=== Recorded data ===
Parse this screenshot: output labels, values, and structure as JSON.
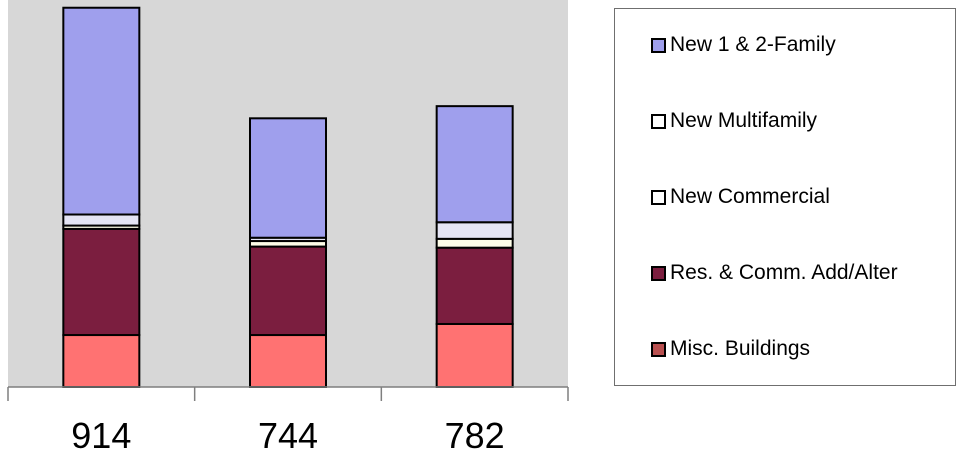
{
  "chart_data": {
    "type": "bar",
    "stacked": true,
    "categories": [
      "914",
      "744",
      "782"
    ],
    "series": [
      {
        "name": "Misc. Buildings",
        "color": "#ff7272",
        "values": [
          47,
          47,
          57
        ]
      },
      {
        "name": "Res. & Comm. Add/Alter",
        "color": "#7b1e3f",
        "values": [
          96,
          80,
          69
        ]
      },
      {
        "name": "New Commercial",
        "color": "#fdfde8",
        "values": [
          3,
          5,
          8
        ]
      },
      {
        "name": "New Multifamily",
        "color": "#e4e4f4",
        "values": [
          10,
          3,
          15
        ]
      },
      {
        "name": "New 1 & 2-Family",
        "color": "#9f9fed",
        "values": [
          187,
          108,
          105
        ]
      }
    ],
    "ylim": [
      0,
      350
    ],
    "grid": false,
    "legend_position": "right"
  },
  "legend": [
    {
      "label": "New 1 & 2-Family",
      "color": "#9f9fed"
    },
    {
      "label": "New Multifamily",
      "color": "#ffffff"
    },
    {
      "label": "New Commercial",
      "color": "#ffffff"
    },
    {
      "label": "Res. & Comm. Add/Alter",
      "color": "#7b1e3f"
    },
    {
      "label": "Misc. Buildings",
      "color": "#b85050"
    }
  ]
}
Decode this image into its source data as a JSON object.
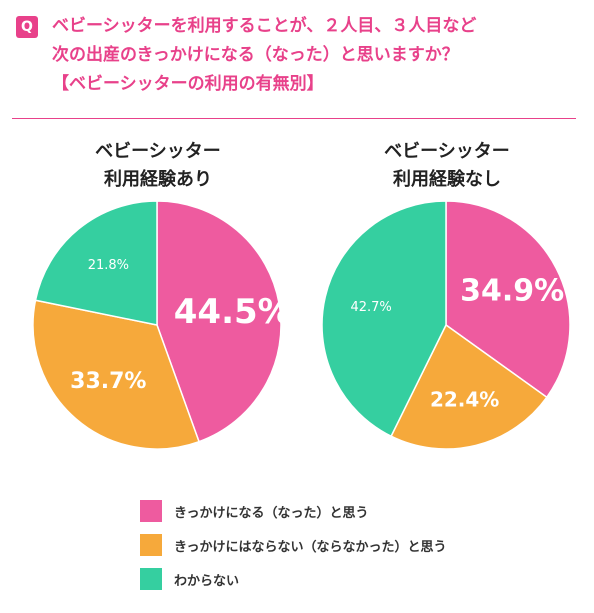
{
  "header": {
    "badge": "Q",
    "lines": [
      "ベビーシッターを利用することが、２人目、３人目など",
      "次の出産のきっかけになる（なった）と思いますか？",
      "【ベビーシッターの利用の有無別】"
    ]
  },
  "colors": {
    "accent": "#e8418a",
    "yes": "#ee5b9f",
    "no": "#f6a93b",
    "unknown": "#35cfa0"
  },
  "chart_data": [
    {
      "type": "pie",
      "title_lines": [
        "ベビーシッター",
        "利用経験あり"
      ],
      "labels": [
        "きっかけになる（なった）と思う",
        "きっかけにはならない（ならなかった）と思う",
        "わからない"
      ],
      "values": [
        44.5,
        33.7,
        21.8
      ],
      "value_labels": [
        "44.5%",
        "33.7%",
        "21.8%"
      ]
    },
    {
      "type": "pie",
      "title_lines": [
        "ベビーシッター",
        "利用経験なし"
      ],
      "labels": [
        "きっかけになる（なった）と思う",
        "きっかけにはならない（ならなかった）と思う",
        "わからない"
      ],
      "values": [
        34.9,
        22.4,
        42.7
      ],
      "value_labels": [
        "34.9%",
        "22.4%",
        "42.7%"
      ]
    }
  ],
  "legend": [
    {
      "label": "きっかけになる（なった）と思う",
      "color": "#ee5b9f"
    },
    {
      "label": "きっかけにはならない（ならなかった）と思う",
      "color": "#f6a93b"
    },
    {
      "label": "わからない",
      "color": "#35cfa0"
    }
  ]
}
===
**Set exercise:** Write out all the records again, exactly, minus any pictures.

**Task answer:**
Parse this screenshot: output labels, values, and structure as JSON.
{
  "chart_data": {
    "type": "bar",
    "stacked": true,
    "categories": [
      "914",
      "744",
      "782"
    ],
    "series": [
      {
        "name": "Misc. Buildings",
        "color": "#ff7272",
        "values": [
          47,
          47,
          57
        ]
      },
      {
        "name": "Res. & Comm. Add/Alter",
        "color": "#7b1e3f",
        "values": [
          96,
          80,
          69
        ]
      },
      {
        "name": "New Commercial",
        "color": "#fdfde8",
        "values": [
          3,
          5,
          8
        ]
      },
      {
        "name": "New Multifamily",
        "color": "#e4e4f4",
        "values": [
          10,
          3,
          15
        ]
      },
      {
        "name": "New 1 & 2-Family",
        "color": "#9f9fed",
        "values": [
          187,
          108,
          105
        ]
      }
    ],
    "ylim": [
      0,
      350
    ],
    "grid": false,
    "legend_position": "right"
  },
  "legend": [
    {
      "label": "New 1 & 2-Family",
      "color": "#9f9fed"
    },
    {
      "label": "New Multifamily",
      "color": "#ffffff"
    },
    {
      "label": "New Commercial",
      "color": "#ffffff"
    },
    {
      "label": "Res. & Comm. Add/Alter",
      "color": "#7b1e3f"
    },
    {
      "label": "Misc. Buildings",
      "color": "#b85050"
    }
  ]
}
Decode this image into its source data as a JSON object.
{
  "header": {
    "badge": "Q",
    "lines": [
      "ベビーシッターを利用することが、２人目、３人目など",
      "次の出産のきっかけになる（なった）と思いますか？",
      "【ベビーシッターの利用の有無別】"
    ]
  },
  "colors": {
    "accent": "#e8418a",
    "yes": "#ee5b9f",
    "no": "#f6a93b",
    "unknown": "#35cfa0"
  },
  "chart_data": [
    {
      "type": "pie",
      "title_lines": [
        "ベビーシッター",
        "利用経験あり"
      ],
      "labels": [
        "きっかけになる（なった）と思う",
        "きっかけにはならない（ならなかった）と思う",
        "わからない"
      ],
      "values": [
        44.5,
        33.7,
        21.8
      ],
      "value_labels": [
        "44.5%",
        "33.7%",
        "21.8%"
      ]
    },
    {
      "type": "pie",
      "title_lines": [
        "ベビーシッター",
        "利用経験なし"
      ],
      "labels": [
        "きっかけになる（なった）と思う",
        "きっかけにはならない（ならなかった）と思う",
        "わからない"
      ],
      "values": [
        34.9,
        22.4,
        42.7
      ],
      "value_labels": [
        "34.9%",
        "22.4%",
        "42.7%"
      ]
    }
  ],
  "legend": [
    {
      "label": "きっかけになる（なった）と思う",
      "color": "#ee5b9f"
    },
    {
      "label": "きっかけにはならない（ならなかった）と思う",
      "color": "#f6a93b"
    },
    {
      "label": "わからない",
      "color": "#35cfa0"
    }
  ]
}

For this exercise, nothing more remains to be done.